Problems to solve>
A - Repeat the passage of the shadow cabinet excerpt between "Shadow Health Secretary: Ed" and "0.22 Liz Trusses.)", inclusive.
B - According to the shadow cabinet excerpt, how long did Ed Argar serve as chief secretary to the Treasury?

Excerpt>
══════

Sadly, her career in reality TV didn’t go quite so well. Appearing on “The Taste,” a Nigella Lawson-hosted cooking show in 2015, Couthino was booted out after just two weeks for flunking a dish of braised beef and mashed potato.
Shadow Environment Secretary: Victoria Atkins
Atkins better get swotting up on sewage statistics as she takes on the environment brief. As a government minister, she once struggled to explain how many dentists would benefit from a new program she had been sent out to sell. And in an excruciating exchange with the BBC as policing minister, she forgot how many police officers Britain had on the beat.
“You are a Home Office minister — wouldn’t it be a good idea to have the figures?” host Nick Robinson barked. “It would be Nick, thank you,” she conceded.
Shadow Health Secretary: Ed Argar
Argar will hope to last longer in this position than he managed in his previous senior post. In the dying days of the government of Liz Truss (remember her?), he served as chief secretary to the Treasury for a whopping … 11 days (also known as 0.22 Liz Trusses.)

══════

Information supplied>
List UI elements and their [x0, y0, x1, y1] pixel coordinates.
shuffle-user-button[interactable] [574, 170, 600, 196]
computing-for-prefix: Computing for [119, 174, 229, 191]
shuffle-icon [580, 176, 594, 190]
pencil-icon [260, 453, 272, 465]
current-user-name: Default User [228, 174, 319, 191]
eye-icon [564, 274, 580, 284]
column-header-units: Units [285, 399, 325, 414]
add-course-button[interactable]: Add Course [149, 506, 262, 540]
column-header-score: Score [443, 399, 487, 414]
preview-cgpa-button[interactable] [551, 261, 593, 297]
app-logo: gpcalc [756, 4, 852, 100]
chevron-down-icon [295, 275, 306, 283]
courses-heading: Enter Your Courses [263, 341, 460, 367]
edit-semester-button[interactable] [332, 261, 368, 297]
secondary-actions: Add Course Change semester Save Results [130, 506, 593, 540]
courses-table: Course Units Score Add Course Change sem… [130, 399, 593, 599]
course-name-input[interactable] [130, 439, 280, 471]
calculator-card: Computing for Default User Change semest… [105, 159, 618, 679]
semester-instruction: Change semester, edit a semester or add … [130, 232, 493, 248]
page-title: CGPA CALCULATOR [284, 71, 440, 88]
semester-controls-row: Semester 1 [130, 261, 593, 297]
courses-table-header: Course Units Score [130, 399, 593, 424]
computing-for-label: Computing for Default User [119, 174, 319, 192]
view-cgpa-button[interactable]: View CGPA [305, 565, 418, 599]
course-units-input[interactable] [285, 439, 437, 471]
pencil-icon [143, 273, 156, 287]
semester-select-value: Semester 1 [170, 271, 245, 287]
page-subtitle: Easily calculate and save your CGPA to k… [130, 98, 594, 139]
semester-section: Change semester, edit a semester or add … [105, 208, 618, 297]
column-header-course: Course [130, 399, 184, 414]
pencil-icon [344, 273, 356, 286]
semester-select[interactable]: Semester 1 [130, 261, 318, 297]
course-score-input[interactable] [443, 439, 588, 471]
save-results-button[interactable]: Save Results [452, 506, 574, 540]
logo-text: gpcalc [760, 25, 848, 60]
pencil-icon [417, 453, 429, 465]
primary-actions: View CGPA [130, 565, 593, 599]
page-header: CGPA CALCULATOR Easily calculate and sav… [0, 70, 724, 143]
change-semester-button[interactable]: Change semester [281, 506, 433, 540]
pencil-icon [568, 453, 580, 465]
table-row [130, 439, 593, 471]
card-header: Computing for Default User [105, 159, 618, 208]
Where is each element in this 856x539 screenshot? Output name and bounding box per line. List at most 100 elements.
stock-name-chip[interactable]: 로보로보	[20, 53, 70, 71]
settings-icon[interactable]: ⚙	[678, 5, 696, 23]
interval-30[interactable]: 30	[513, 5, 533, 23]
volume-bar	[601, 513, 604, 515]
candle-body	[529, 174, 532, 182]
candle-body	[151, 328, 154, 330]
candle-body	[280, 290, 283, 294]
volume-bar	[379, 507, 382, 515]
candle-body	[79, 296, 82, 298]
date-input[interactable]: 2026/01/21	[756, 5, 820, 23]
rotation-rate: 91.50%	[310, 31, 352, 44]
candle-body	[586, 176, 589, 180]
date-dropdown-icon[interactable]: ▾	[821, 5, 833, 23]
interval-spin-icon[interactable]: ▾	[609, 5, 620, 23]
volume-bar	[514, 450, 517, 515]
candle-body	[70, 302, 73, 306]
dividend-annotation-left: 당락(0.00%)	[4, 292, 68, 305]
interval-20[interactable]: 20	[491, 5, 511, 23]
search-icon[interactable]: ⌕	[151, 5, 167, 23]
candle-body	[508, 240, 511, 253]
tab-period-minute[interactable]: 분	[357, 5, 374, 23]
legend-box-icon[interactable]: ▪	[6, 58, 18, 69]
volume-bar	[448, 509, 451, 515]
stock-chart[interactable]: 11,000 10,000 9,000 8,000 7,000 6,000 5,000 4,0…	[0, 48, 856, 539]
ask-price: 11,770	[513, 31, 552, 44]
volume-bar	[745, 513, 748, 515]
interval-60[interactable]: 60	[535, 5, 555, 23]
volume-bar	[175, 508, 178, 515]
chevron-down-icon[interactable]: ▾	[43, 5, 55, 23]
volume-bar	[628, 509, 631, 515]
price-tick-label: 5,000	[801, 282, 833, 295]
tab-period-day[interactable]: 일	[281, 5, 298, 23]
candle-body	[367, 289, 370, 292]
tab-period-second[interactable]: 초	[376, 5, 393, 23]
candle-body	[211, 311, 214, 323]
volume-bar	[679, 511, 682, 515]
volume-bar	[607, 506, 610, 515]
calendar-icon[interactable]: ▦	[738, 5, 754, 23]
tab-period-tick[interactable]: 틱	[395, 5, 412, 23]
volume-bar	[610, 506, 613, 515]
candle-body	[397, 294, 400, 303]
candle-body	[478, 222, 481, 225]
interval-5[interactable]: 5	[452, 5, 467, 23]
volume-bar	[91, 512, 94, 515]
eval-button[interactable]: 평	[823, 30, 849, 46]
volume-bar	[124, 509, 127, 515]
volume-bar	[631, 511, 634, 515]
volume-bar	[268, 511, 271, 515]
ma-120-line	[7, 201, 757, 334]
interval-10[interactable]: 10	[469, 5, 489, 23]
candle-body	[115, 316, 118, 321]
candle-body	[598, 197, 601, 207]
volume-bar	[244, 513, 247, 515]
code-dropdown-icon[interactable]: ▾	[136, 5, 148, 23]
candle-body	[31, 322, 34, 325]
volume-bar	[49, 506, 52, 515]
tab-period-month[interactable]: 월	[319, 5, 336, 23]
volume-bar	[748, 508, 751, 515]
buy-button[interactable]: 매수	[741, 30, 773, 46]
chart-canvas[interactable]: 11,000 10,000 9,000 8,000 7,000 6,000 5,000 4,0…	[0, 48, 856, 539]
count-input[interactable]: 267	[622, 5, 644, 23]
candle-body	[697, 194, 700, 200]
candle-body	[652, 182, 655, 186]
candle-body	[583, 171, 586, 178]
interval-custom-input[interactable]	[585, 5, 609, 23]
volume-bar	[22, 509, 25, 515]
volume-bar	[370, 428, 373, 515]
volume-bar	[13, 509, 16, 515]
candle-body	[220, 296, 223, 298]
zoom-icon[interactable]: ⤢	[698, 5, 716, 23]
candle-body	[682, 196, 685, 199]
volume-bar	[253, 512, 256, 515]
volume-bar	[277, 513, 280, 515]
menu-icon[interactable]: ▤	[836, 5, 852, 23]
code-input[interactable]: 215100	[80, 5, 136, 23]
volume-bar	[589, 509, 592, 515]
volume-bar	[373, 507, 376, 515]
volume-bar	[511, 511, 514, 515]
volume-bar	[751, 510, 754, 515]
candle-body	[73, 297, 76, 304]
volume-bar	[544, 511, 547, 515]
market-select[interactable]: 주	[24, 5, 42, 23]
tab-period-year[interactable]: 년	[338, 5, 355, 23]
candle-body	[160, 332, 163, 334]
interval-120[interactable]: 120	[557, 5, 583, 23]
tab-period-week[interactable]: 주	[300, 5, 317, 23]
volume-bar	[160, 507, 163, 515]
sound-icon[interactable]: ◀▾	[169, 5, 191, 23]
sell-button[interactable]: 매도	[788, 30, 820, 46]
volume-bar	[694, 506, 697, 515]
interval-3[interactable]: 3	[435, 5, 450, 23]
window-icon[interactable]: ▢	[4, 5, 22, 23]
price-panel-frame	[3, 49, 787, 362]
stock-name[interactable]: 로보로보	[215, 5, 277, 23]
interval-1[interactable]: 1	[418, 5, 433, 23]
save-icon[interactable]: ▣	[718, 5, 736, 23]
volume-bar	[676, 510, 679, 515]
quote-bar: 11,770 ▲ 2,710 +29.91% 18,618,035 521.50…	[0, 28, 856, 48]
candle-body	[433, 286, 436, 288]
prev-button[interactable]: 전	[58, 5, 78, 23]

══════

Results>
A -
Shadow Health Secretary: Ed Argar
Argar will hope to last longer in this position than he managed in his previous senior post. In the dying days of the government of Liz Truss (remember her?), he served as chief secretary to the Treasury for a whopping … 11 days (also known as 0.22 Liz Trusses.)

B - 11 days